CONSIGNES À SUIVRE — Recopiez mot pour mot le passage du texte sur la vie chère qui commence par « Cela dit, cet » et se poursuit jusqu'à « la négociation collective. ».

**** TEXTE À LIRE ****

Grand dossier : La vie chère
Les syndicats ont un rôle à jouer
Dans ce dossier spécial, Le Monde ouvrier a choisi de braquer les projecteurs sur la crise de la vie chère : non seulement pour démystifier ces raccourcis faciles, mais pour explorer des solutions ambitieuses et nécessaires face à une situation aussi déplorable. Car il ne s’agit pas seulement de logements, mais d’un modèle de société qui dérape.
Les syndicats ont un rôle à jouer
Par l’action politique et des revendications pour de meilleures lois et des investissements massifs pour le logement social et communautaire, les syndicats jouent déjà un rôle pour régler la crise de l’habitation.
Cela dit, cet enjeu doit redevenir une priorité pour le mouvement syndical et des pressions politiques doivent s’exercer à Ottawa, à Québec ainsi que dans chaque municipalité. Bien qu’il revienne d’abord aux gouvernements de régler cette crise, les syndicats disposent de leviers d’action qu’ils peuvent mobiliser dès maintenant, particulièrement grâce à la négociation collective.
Face aux difficultés de leurs membres, de plus en plus de syndicats aux États-Unis abordent la question du logement lors du renouvellement des conventions collectives. Voici quelques exemples de ces innovations syndicales. Dans le secteur de l’éducation, certains syndicats exigent la conversion de bâtiments inutilisés pour loger leurs membres ou les familles d’élèves qui ne disposent pas d’un logement adéquat. Dans d’autres cas, on demande la cession de certains terrains vacants pour y construire du logement social. De telles demandes s’inscrivent dans un courant où les négociations doivent simultanément viser l’amélioration directe des conditions de travail, mais aussi le bienêtre de la communauté.

**** DONNÉES ****

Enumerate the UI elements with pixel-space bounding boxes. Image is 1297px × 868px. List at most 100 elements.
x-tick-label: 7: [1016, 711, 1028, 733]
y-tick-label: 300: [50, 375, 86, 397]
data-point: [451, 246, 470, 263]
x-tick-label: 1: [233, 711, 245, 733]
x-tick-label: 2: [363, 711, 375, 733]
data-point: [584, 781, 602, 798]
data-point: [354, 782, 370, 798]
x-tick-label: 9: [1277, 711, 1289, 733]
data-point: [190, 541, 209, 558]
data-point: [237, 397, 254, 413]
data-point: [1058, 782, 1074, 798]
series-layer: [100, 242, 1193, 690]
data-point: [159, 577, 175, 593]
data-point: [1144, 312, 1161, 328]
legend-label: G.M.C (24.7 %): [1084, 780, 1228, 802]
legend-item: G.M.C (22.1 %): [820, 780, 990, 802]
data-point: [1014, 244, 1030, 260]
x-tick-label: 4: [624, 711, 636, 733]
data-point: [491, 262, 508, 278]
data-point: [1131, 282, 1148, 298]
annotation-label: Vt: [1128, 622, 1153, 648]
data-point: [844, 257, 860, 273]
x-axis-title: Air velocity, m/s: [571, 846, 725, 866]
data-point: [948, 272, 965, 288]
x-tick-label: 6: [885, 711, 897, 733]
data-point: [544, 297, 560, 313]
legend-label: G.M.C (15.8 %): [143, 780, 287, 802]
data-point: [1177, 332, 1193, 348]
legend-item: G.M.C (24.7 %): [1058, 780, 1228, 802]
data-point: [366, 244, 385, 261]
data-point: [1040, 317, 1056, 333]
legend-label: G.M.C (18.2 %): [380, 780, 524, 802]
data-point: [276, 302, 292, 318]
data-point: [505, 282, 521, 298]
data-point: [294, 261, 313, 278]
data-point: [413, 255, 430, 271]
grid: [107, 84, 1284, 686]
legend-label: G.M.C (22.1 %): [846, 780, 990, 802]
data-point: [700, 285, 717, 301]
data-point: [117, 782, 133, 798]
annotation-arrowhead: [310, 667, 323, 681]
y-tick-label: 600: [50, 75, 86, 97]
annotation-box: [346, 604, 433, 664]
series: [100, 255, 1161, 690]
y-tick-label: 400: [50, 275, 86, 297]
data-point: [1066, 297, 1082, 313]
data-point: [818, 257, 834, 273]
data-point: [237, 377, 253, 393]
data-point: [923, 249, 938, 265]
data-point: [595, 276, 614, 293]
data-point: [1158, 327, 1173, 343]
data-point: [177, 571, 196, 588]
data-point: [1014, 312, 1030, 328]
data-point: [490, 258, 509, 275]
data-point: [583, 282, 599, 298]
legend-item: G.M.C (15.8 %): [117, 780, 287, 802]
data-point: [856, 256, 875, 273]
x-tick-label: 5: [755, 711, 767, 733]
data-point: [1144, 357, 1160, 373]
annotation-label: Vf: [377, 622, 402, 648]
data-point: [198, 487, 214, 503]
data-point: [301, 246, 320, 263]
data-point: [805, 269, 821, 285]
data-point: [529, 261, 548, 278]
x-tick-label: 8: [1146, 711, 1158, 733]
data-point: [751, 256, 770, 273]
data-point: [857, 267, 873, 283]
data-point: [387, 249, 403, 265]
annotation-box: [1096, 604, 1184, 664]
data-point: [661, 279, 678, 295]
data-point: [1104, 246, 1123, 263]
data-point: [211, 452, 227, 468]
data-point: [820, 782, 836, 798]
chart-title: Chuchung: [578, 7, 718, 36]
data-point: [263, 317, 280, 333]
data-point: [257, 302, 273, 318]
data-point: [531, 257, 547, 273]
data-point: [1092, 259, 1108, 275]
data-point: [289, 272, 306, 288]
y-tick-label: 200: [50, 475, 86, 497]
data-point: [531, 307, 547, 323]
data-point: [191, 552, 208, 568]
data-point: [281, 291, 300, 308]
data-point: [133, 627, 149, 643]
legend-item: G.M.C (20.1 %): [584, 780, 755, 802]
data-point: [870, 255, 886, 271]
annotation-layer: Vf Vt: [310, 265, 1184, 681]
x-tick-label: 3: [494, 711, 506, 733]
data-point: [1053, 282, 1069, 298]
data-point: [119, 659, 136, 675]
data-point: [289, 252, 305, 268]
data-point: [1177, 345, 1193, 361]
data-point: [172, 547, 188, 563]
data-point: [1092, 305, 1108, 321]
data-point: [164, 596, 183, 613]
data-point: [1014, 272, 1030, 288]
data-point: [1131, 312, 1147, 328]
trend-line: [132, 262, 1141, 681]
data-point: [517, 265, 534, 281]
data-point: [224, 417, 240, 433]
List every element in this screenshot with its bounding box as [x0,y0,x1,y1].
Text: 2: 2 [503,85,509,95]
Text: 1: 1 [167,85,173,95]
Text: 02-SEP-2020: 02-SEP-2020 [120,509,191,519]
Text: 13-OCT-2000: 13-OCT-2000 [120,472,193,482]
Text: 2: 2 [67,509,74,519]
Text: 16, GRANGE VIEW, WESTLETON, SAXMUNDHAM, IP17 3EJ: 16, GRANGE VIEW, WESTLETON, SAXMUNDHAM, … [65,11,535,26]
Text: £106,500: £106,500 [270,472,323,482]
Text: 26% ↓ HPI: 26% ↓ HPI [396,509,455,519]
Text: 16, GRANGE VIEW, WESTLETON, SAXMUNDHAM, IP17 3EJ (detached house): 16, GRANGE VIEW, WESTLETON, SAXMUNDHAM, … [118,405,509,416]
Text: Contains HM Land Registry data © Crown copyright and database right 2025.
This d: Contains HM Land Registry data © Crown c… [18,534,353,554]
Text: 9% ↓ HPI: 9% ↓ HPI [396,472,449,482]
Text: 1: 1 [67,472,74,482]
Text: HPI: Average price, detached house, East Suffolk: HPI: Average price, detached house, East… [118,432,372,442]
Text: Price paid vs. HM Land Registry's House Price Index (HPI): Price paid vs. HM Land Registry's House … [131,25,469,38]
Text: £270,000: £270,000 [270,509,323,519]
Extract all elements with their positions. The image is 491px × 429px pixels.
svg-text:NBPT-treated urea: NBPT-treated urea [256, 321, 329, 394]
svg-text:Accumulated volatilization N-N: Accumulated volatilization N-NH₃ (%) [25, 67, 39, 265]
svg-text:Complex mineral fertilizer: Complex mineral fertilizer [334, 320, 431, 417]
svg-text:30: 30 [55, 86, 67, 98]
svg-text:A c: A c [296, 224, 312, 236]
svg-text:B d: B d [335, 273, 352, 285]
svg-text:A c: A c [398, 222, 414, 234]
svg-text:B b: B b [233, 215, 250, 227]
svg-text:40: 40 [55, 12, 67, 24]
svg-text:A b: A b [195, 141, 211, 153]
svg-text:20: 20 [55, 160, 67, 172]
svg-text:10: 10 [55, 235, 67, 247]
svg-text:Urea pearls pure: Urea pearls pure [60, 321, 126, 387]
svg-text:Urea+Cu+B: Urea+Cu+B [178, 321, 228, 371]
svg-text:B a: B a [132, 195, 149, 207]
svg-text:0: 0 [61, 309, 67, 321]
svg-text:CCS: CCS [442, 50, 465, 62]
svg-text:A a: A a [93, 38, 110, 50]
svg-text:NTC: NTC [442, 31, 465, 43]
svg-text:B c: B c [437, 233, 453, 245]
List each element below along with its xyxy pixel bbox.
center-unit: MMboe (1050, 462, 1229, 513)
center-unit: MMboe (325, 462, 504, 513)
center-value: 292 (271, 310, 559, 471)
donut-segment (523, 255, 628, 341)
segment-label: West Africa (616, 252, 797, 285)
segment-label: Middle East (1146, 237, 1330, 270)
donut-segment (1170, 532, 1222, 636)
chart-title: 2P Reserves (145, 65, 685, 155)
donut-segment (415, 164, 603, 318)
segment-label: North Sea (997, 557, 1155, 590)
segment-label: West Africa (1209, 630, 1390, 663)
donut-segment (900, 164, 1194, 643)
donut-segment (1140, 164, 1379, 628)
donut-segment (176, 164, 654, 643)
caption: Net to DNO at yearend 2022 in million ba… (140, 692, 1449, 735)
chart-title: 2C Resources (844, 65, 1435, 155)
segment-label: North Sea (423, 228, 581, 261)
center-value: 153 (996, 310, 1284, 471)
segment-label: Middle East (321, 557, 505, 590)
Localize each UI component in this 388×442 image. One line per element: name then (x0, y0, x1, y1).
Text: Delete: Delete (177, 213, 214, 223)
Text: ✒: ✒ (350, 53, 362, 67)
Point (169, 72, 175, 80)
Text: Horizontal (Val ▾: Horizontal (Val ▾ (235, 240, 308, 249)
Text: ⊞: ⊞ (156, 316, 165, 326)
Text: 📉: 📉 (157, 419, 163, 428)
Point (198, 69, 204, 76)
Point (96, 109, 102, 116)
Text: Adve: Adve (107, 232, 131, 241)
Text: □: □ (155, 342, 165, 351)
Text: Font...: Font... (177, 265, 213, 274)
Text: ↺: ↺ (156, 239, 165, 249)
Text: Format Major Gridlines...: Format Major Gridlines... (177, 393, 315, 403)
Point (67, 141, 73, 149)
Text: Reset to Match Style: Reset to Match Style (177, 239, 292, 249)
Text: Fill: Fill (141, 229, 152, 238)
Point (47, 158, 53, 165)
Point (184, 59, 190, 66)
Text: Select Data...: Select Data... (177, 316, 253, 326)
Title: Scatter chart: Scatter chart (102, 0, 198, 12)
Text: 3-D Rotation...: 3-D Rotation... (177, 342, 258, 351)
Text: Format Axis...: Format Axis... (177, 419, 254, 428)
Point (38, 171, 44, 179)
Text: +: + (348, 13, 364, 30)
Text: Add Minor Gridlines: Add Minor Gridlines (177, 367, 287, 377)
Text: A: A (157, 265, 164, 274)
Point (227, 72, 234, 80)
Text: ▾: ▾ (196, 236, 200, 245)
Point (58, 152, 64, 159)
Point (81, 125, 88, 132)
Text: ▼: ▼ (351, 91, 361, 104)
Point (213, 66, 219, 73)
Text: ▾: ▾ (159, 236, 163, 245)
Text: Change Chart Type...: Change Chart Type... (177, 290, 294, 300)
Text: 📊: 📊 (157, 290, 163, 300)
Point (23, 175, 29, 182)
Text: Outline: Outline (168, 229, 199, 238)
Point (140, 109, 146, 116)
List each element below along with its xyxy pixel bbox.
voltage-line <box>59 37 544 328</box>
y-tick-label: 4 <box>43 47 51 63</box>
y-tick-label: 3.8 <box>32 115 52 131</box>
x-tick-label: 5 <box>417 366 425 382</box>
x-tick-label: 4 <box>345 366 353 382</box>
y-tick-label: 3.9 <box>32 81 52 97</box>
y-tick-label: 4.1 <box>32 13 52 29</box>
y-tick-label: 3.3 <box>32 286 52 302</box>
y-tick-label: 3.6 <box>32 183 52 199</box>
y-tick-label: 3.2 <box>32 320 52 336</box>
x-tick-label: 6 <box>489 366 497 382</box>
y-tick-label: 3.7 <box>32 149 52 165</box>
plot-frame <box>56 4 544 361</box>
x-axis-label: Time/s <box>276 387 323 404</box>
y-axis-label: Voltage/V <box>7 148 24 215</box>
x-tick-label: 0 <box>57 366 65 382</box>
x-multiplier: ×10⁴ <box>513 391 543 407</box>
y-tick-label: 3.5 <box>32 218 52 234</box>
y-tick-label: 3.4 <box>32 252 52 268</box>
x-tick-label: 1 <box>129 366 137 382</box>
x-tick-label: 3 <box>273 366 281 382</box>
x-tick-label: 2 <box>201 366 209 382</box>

****

RÉPONSE ATTENDUE —
Cela dit, cet enjeu doit redevenir une priorité pour le mouvement syndical et des pressions politiques doivent s’exercer à Ottawa, à Québec ainsi que dans chaque municipalité. Bien qu’il revienne d’abord aux gouvernements de régler cette crise, les syndicats disposent de leviers d’action qu’ils peuvent mobiliser dès maintenant, particulièrement grâce à la négociation collective.